Saved data entries:
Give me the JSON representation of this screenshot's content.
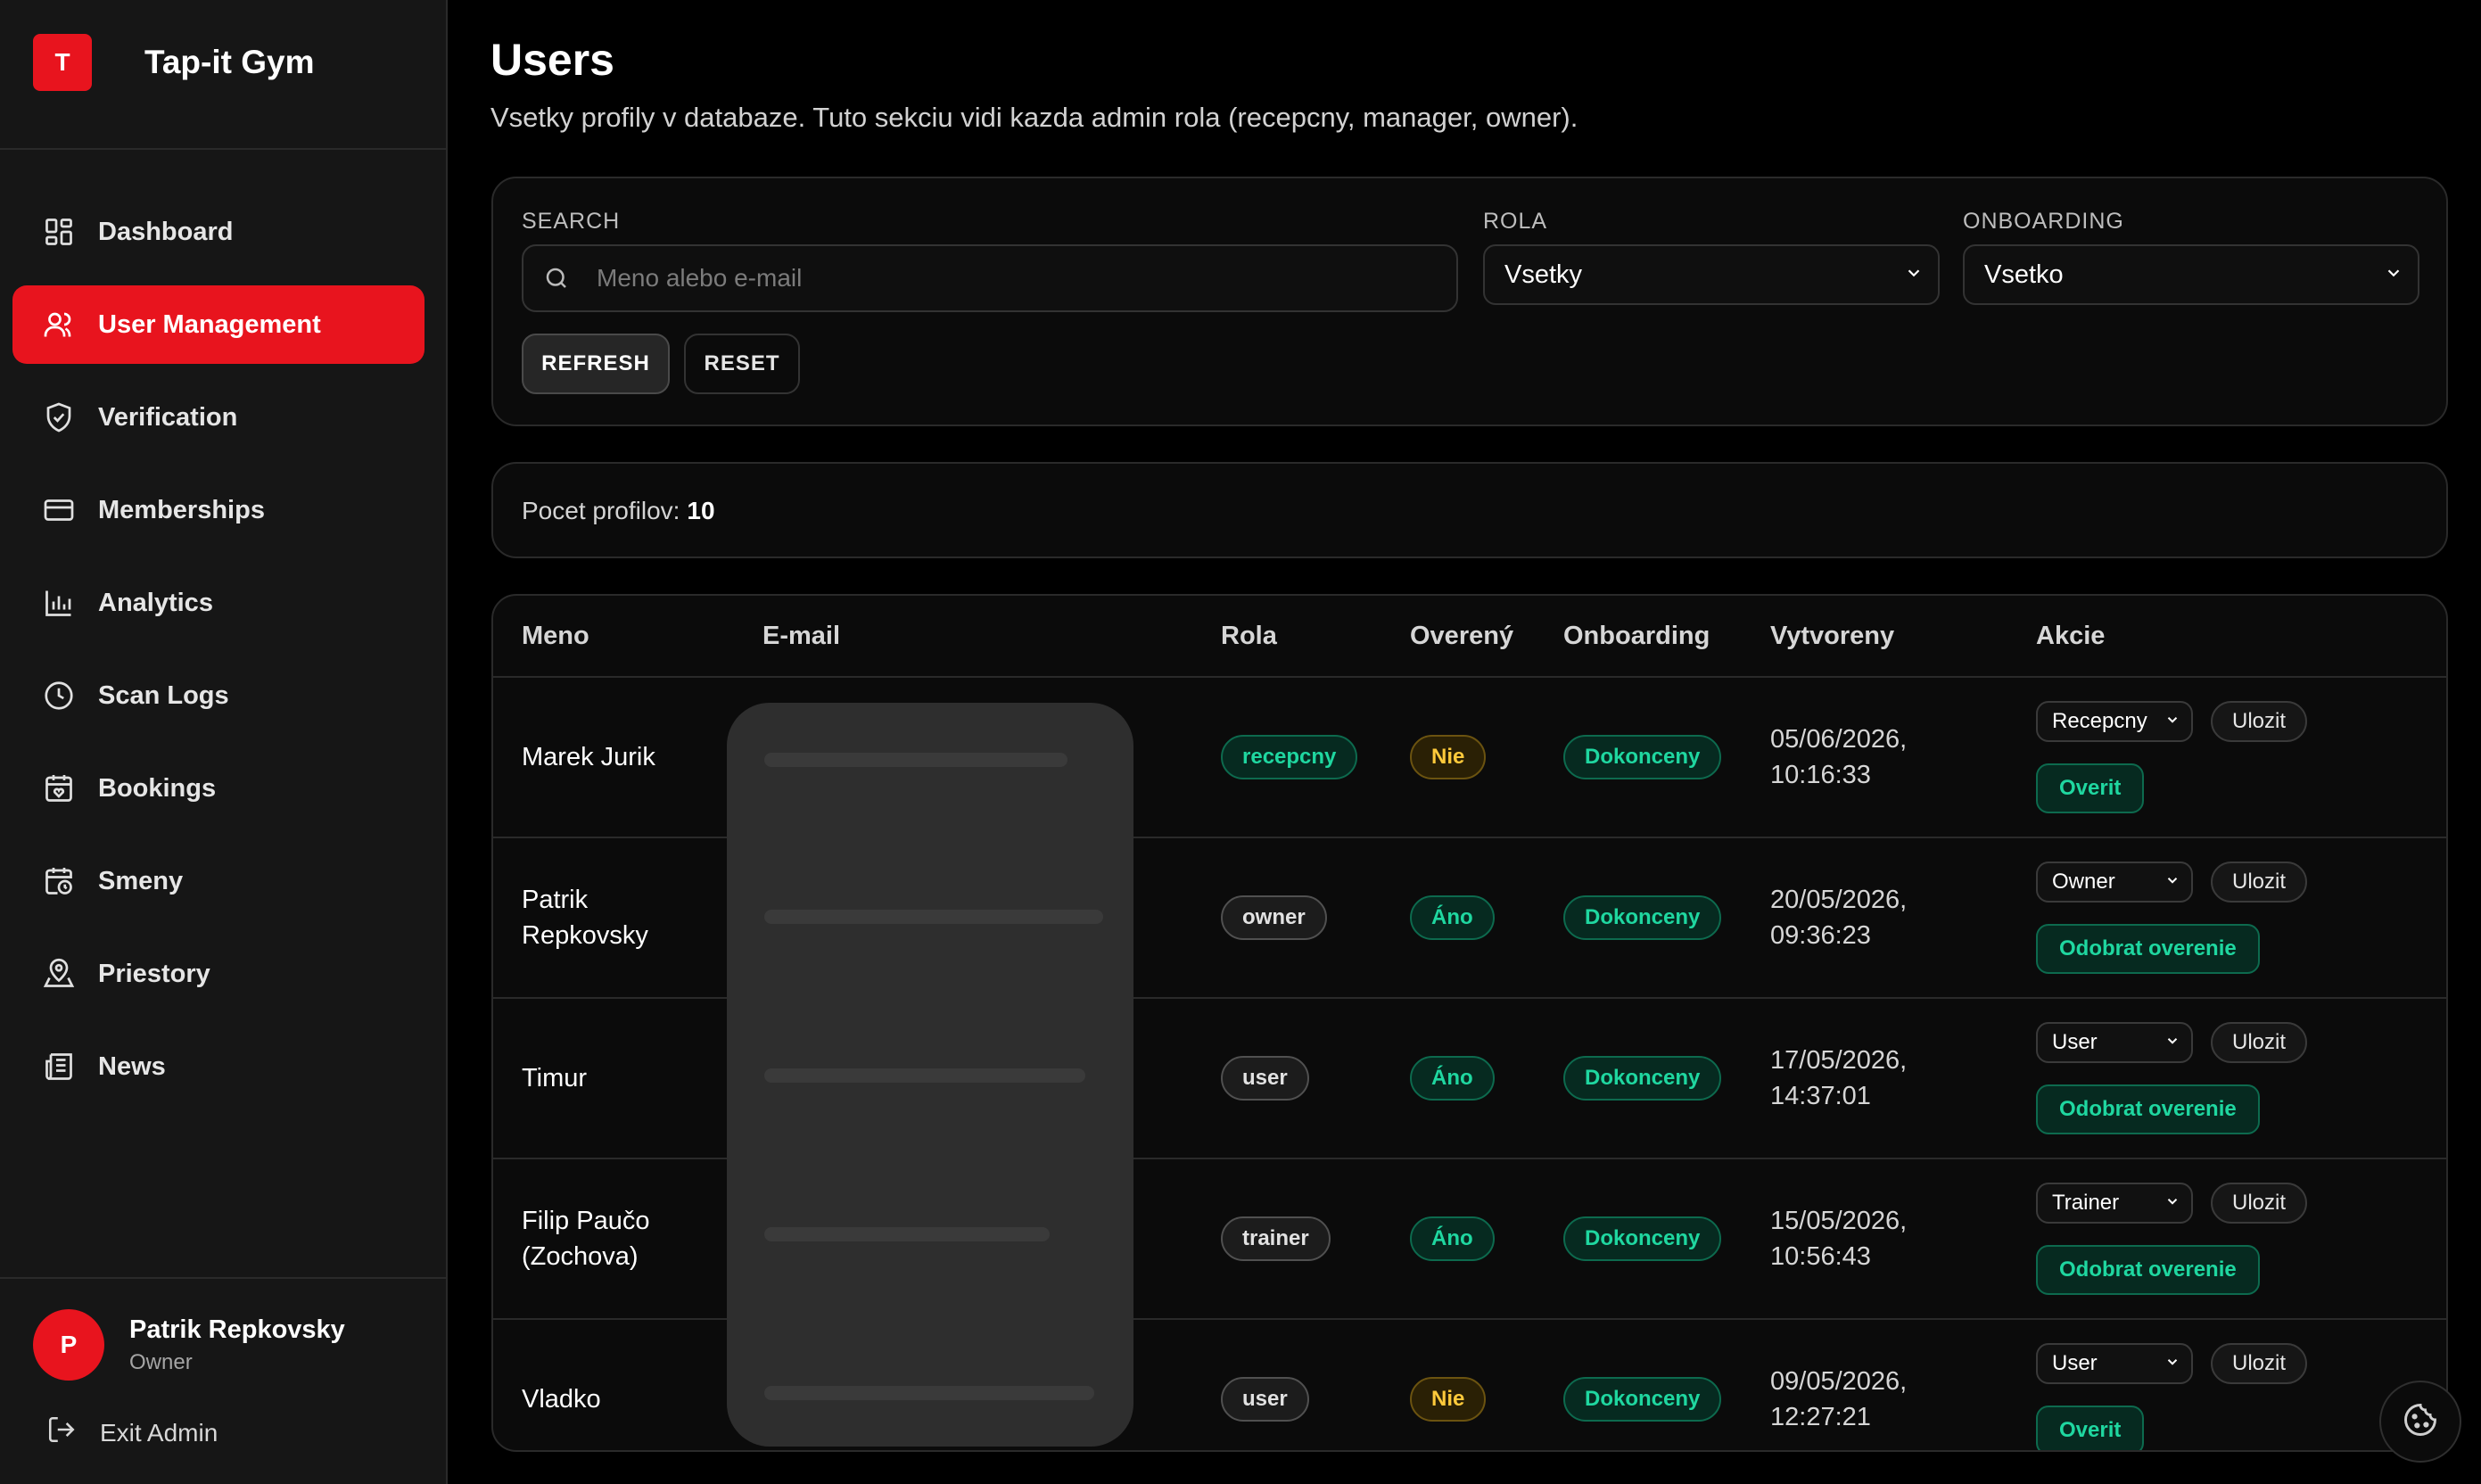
{
  "app": {
    "logo_letter": "T",
    "name": "Tap-it Gym"
  },
  "sidebar": {
    "items": [
      {
        "label": "Dashboard",
        "icon": "dashboard-icon"
      },
      {
        "label": "User Management",
        "icon": "users-icon",
        "active": true
      },
      {
        "label": "Verification",
        "icon": "shield-check-icon"
      },
      {
        "label": "Memberships",
        "icon": "card-icon"
      },
      {
        "label": "Analytics",
        "icon": "bar-chart-icon"
      },
      {
        "label": "Scan Logs",
        "icon": "clock-icon"
      },
      {
        "label": "Bookings",
        "icon": "calendar-heart-icon"
      },
      {
        "label": "Smeny",
        "icon": "calendar-clock-icon"
      },
      {
        "label": "Priestory",
        "icon": "map-pin-icon"
      },
      {
        "label": "News",
        "icon": "newspaper-icon"
      }
    ],
    "user": {
      "initial": "P",
      "name": "Patrik Repkovsky",
      "role": "Owner"
    },
    "exit_label": "Exit Admin"
  },
  "page": {
    "title": "Users",
    "subtitle": "Vsetky profily v databaze. Tuto sekciu vidi kazda admin rola (recepcny, manager, owner)."
  },
  "filters": {
    "search_label": "SEARCH",
    "search_placeholder": "Meno alebo e-mail",
    "search_value": "",
    "role_label": "ROLA",
    "role_value": "Vsetky",
    "onboarding_label": "ONBOARDING",
    "onboarding_value": "Vsetko",
    "refresh_label": "REFRESH",
    "reset_label": "RESET"
  },
  "summary": {
    "label": "Pocet profilov:",
    "count": "10"
  },
  "table": {
    "headers": {
      "name": "Meno",
      "email": "E-mail",
      "role": "Rola",
      "verified": "Overený",
      "onboarding": "Onboarding",
      "created": "Vytvoreny",
      "actions": "Akcie"
    },
    "save_label": "Ulozit",
    "rows": [
      {
        "name_l1": "Marek Jurik",
        "name_l2": "",
        "role": "recepcny",
        "role_style": "green",
        "verified": "Nie",
        "verified_style": "amber",
        "onboarding": "Dokonceny",
        "date": "05/06/2026,",
        "time": "10:16:33",
        "role_select": "Recepcny",
        "verify_action": "Overit"
      },
      {
        "name_l1": "Patrik",
        "name_l2": "Repkovsky",
        "role": "owner",
        "role_style": "neutral",
        "verified": "Áno",
        "verified_style": "green",
        "onboarding": "Dokonceny",
        "date": "20/05/2026,",
        "time": "09:36:23",
        "role_select": "Owner",
        "verify_action": "Odobrat overenie"
      },
      {
        "name_l1": "Timur",
        "name_l2": "",
        "role": "user",
        "role_style": "neutral",
        "verified": "Áno",
        "verified_style": "green",
        "onboarding": "Dokonceny",
        "date": "17/05/2026,",
        "time": "14:37:01",
        "role_select": "User",
        "verify_action": "Odobrat overenie"
      },
      {
        "name_l1": "Filip Paučo",
        "name_l2": "(Zochova)",
        "role": "trainer",
        "role_style": "neutral",
        "verified": "Áno",
        "verified_style": "green",
        "onboarding": "Dokonceny",
        "date": "15/05/2026,",
        "time": "10:56:43",
        "role_select": "Trainer",
        "verify_action": "Odobrat overenie"
      },
      {
        "name_l1": "Vladko",
        "name_l2": "",
        "role": "user",
        "role_style": "neutral",
        "verified": "Nie",
        "verified_style": "amber",
        "onboarding": "Dokonceny",
        "date": "09/05/2026,",
        "time": "12:27:21",
        "role_select": "User",
        "verify_action": "Overit"
      }
    ]
  },
  "colors": {
    "accent": "#e8141e",
    "success": "#1fd7a0",
    "warning": "#ffca3b",
    "background": "#000000",
    "sidebar": "#161616"
  }
}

TASK OBJECTIVE:
Which lines contain the word "calendar"? Copy each of them.

FINISHED TASK:
        "icon": "calendar-heart-icon"
        "icon": "calendar-clock-icon"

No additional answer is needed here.